◆ **AVAILABLE RECORDS**
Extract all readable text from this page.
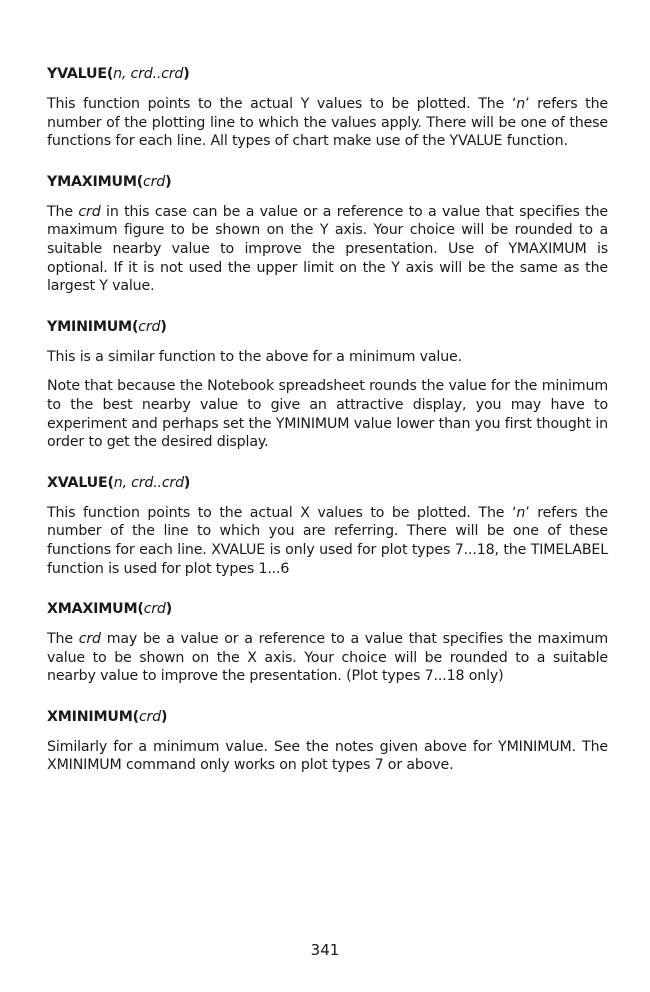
YVALUE(n, crd..crd)

This function points to the actual Y values to be plotted. The ‘n’ refers the number of the plotting line to which the values apply. There will be one of these functions for each line. All types of chart make use of the YVALUE function.

YMAXIMUM(crd)

The crd in this case can be a value or a reference to a value that specifies the maximum figure to be shown on the Y axis. Your choice will be rounded to a suitable nearby value to improve the presentation. Use of YMAXIMUM is optional. If it is not used the upper limit on the Y axis will be the same as the largest Y value.

YMINIMUM(crd)

This is a similar function to the above for a minimum value.

Note that because the Notebook spreadsheet rounds the value for the minimum to the best nearby value to give an attractive display, you may have to experiment and perhaps set the YMINIMUM value lower than you first thought in order to get the desired display.

XVALUE(n, crd..crd)

This function points to the actual X values to be plotted. The ‘n’ refers the number of the line to which you are referring. There will be one of these functions for each line. XVALUE is only used for plot types 7...18, the TIMELABEL function is used for plot types 1...6

XMAXIMUM(crd)

The crd may be a value or a reference to a value that specifies the maximum value to be shown on the X axis. Your choice will be rounded to a suitable nearby value to improve the presentation. (Plot types 7...18 only)

XMINIMUM(crd)

Similarly for a minimum value. See the notes given above for YMINIMUM. The XMINIMUM command only works on plot types 7 or above.

341
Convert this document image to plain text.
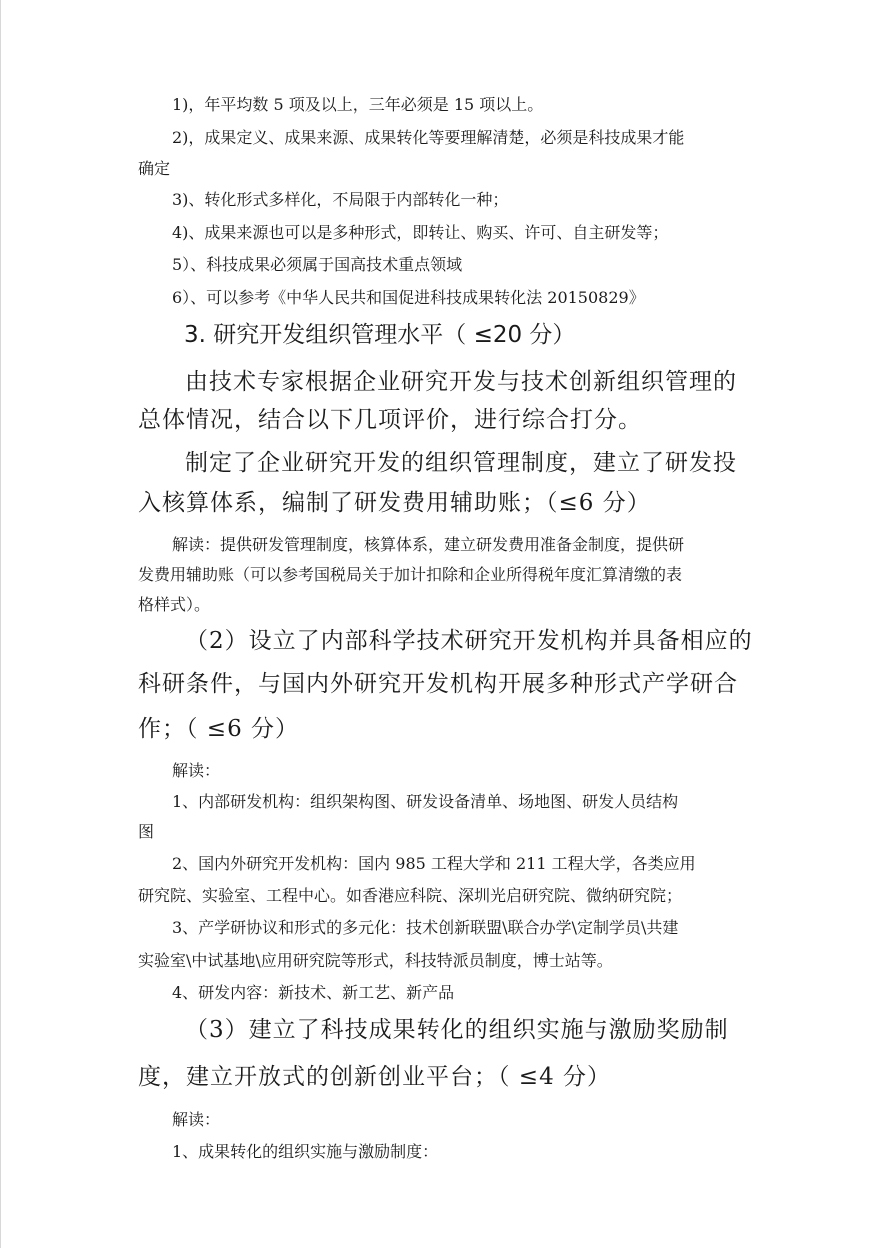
1)，年平均数 5 项及以上，三年必须是 15 项以上。
2)，成果定义、成果来源、成果转化等要理解清楚，必须是科技成果才能
确定
3)、转化形式多样化，不局限于内部转化一种；
4)、成果来源也可以是多种形式，即转让、购买、许可、自主研发等；
5）、科技成果必须属于国高技术重点领域
6）、可以参考《中华人民共和国促进科技成果转化法 20150829》
3. 研究开发组织管理水平（ ≤20 分）
由技术专家根据企业研究开发与技术创新组织管理的
总体情况，结合以下几项评价，进行综合打分。
制定了企业研究开发的组织管理制度，建立了研发投
入核算体系，编制了研发费用辅助账；（≤6 分）
解读：提供研发管理制度，核算体系，建立研发费用准备金制度，提供研
发费用辅助账（可以参考国税局关于加计扣除和企业所得税年度汇算清缴的表
格样式）。
（2）设立了内部科学技术研究开发机构并具备相应的
科研条件，与国内外研究开发机构开展多种形式产学研合
作；（ ≤6 分）
解读：
1、内部研发机构：组织架构图、研发设备清单、场地图、研发人员结构
图
2、国内外研究开发机构：国内 985 工程大学和 211 工程大学，各类应用
研究院、实验室、工程中心。如香港应科院、深圳光启研究院、微纳研究院；
3、产学研协议和形式的多元化：技术创新联盟\联合办学\定制学员\共建
实验室\中试基地\应用研究院等形式，科技特派员制度，博士站等。
4、研发内容：新技术、新工艺、新产品
（3）建立了科技成果转化的组织实施与激励奖励制
度，建立开放式的创新创业平台；（ ≤4 分）
解读：
1、成果转化的组织实施与激励制度：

◆ **TASK DESCRIPTION**
Write out every line of the preceding listing that contains "points".

◆ **REPLY**
This function points to the actual Y values to be plotted. The ‘n’ refers the number of the plotting line to which the values apply. There will be one of these functions for each line. All types of chart make use of the YVALUE function.
This function points to the actual X values to be plotted. The ‘n’ refers the number of the line to which you are referring. There will be one of these functions for each line. XVALUE is only used for plot types 7...18, the TIMELABEL function is used for plot types 1...6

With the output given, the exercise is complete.